* start Dataset extract *

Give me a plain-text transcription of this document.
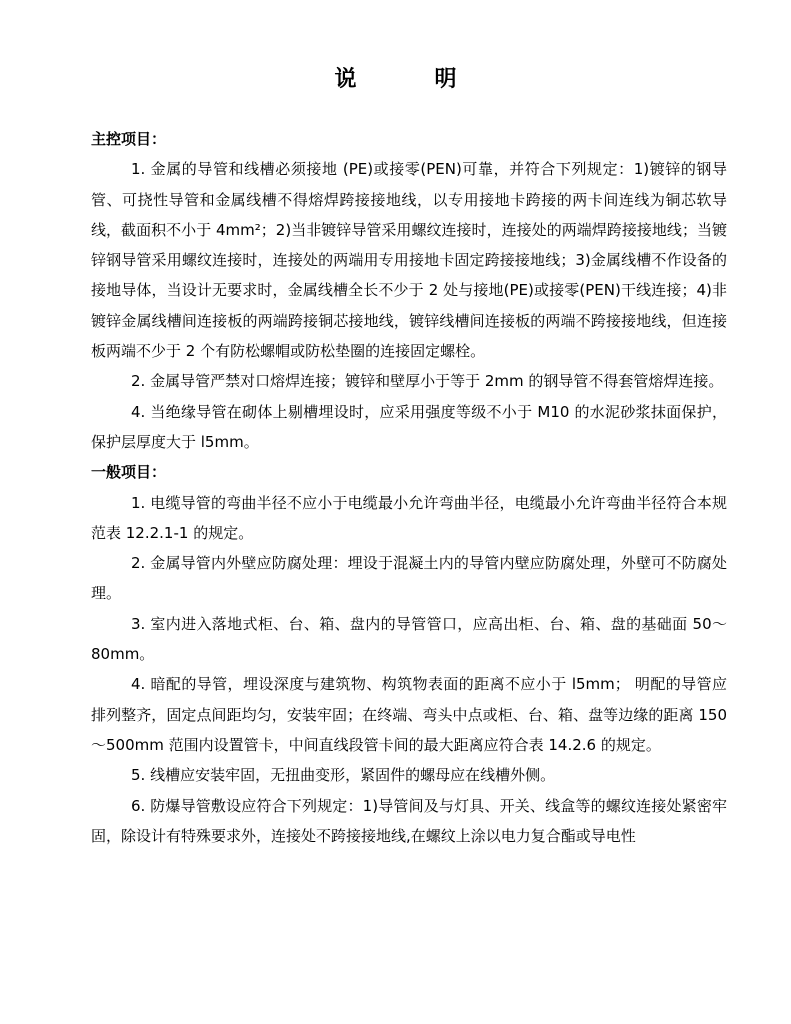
说　明

主控项目：

1. 金属的导管和线槽必须接地 (PE)或接零(PEN)可靠，并符合下列规定：1)镀锌的钢导管、可挠性导管和金属线槽不得熔焊跨接接地线，以专用接地卡跨接的两卡间连线为铜芯软导线，截面积不小于 4mm²；2)当非镀锌导管采用螺纹连接时，连接处的两端焊跨接接地线；当镀锌钢导管采用螺纹连接时，连接处的两端用专用接地卡固定跨接接地线；3)金属线槽不作设备的接地导体，当设计无要求时，金属线槽全长不少于 2 处与接地(PE)或接零(PEN)干线连接；4)非镀锌金属线槽间连接板的两端跨接铜芯接地线，镀锌线槽间连接板的两端不跨接接地线，但连接板两端不少于 2 个有防松螺帽或防松垫圈的连接固定螺栓。

2. 金属导管严禁对口熔焊连接；镀锌和壁厚小于等于 2mm 的钢导管不得套管熔焊连接。

4. 当绝缘导管在砌体上剔槽埋设时，应采用强度等级不小于 M10 的水泥砂浆抹面保护，保护层厚度大于 l5mm。

一般项目：

1. 电缆导管的弯曲半径不应小于电缆最小允许弯曲半径，电缆最小允许弯曲半径符合本规范表 12.2.1-1 的规定。

2. 金属导管内外壁应防腐处理：埋设于混凝土内的导管内壁应防腐处理，外壁可不防腐处理。

3. 室内进入落地式柜、台、箱、盘内的导管管口，应高出柜、台、箱、盘的基础面 50～80mm。

4. 暗配的导管，埋设深度与建筑物、构筑物表面的距离不应小于 l5mm； 明配的导管应排列整齐，固定点间距均匀，安装牢固；在终端、弯头中点或柜、台、箱、盘等边缘的距离 150～500mm 范围内设置管卡，中间直线段管卡间的最大距离应符合表 14.2.6 的规定。

5. 线槽应安装牢固，无扭曲变形，紧固件的螺母应在线槽外侧。

6. 防爆导管敷设应符合下列规定：1)导管间及与灯具、开关、线盒等的螺纹连接处紧密牢固，除设计有特殊要求外，连接处不跨接接地线,在螺纹上涂以电力复合酯或导电性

* end Dataset extract *

Task directions:
The pictures should not appear in the copy; every other part of the records above must be returned exactly.

Result below:
Give me a plain-text transcription of this document.
说　明

主控项目：

1. 金属的导管和线槽必须接地 (PE)或接零(PEN)可靠，并符合下列规定：1)镀锌的钢导管、可挠性导管和金属线槽不得熔焊跨接接地线，以专用接地卡跨接的两卡间连线为铜芯软导线，截面积不小于 4mm²；2)当非镀锌导管采用螺纹连接时，连接处的两端焊跨接接地线；当镀锌钢导管采用螺纹连接时，连接处的两端用专用接地卡固定跨接接地线；3)金属线槽不作设备的接地导体，当设计无要求时，金属线槽全长不少于 2 处与接地(PE)或接零(PEN)干线连接；4)非镀锌金属线槽间连接板的两端跨接铜芯接地线，镀锌线槽间连接板的两端不跨接接地线，但连接板两端不少于 2 个有防松螺帽或防松垫圈的连接固定螺栓。

2. 金属导管严禁对口熔焊连接；镀锌和壁厚小于等于 2mm 的钢导管不得套管熔焊连接。

4. 当绝缘导管在砌体上剔槽埋设时，应采用强度等级不小于 M10 的水泥砂浆抹面保护，保护层厚度大于 l5mm。

一般项目：

1. 电缆导管的弯曲半径不应小于电缆最小允许弯曲半径，电缆最小允许弯曲半径符合本规范表 12.2.1-1 的规定。

2. 金属导管内外壁应防腐处理：埋设于混凝土内的导管内壁应防腐处理，外壁可不防腐处理。

3. 室内进入落地式柜、台、箱、盘内的导管管口，应高出柜、台、箱、盘的基础面 50～80mm。

4. 暗配的导管，埋设深度与建筑物、构筑物表面的距离不应小于 l5mm； 明配的导管应排列整齐，固定点间距均匀，安装牢固；在终端、弯头中点或柜、台、箱、盘等边缘的距离 150～500mm 范围内设置管卡，中间直线段管卡间的最大距离应符合表 14.2.6 的规定。

5. 线槽应安装牢固，无扭曲变形，紧固件的螺母应在线槽外侧。

6. 防爆导管敷设应符合下列规定：1)导管间及与灯具、开关、线盒等的螺纹连接处紧密牢固，除设计有特殊要求外，连接处不跨接接地线,在螺纹上涂以电力复合酯或导电性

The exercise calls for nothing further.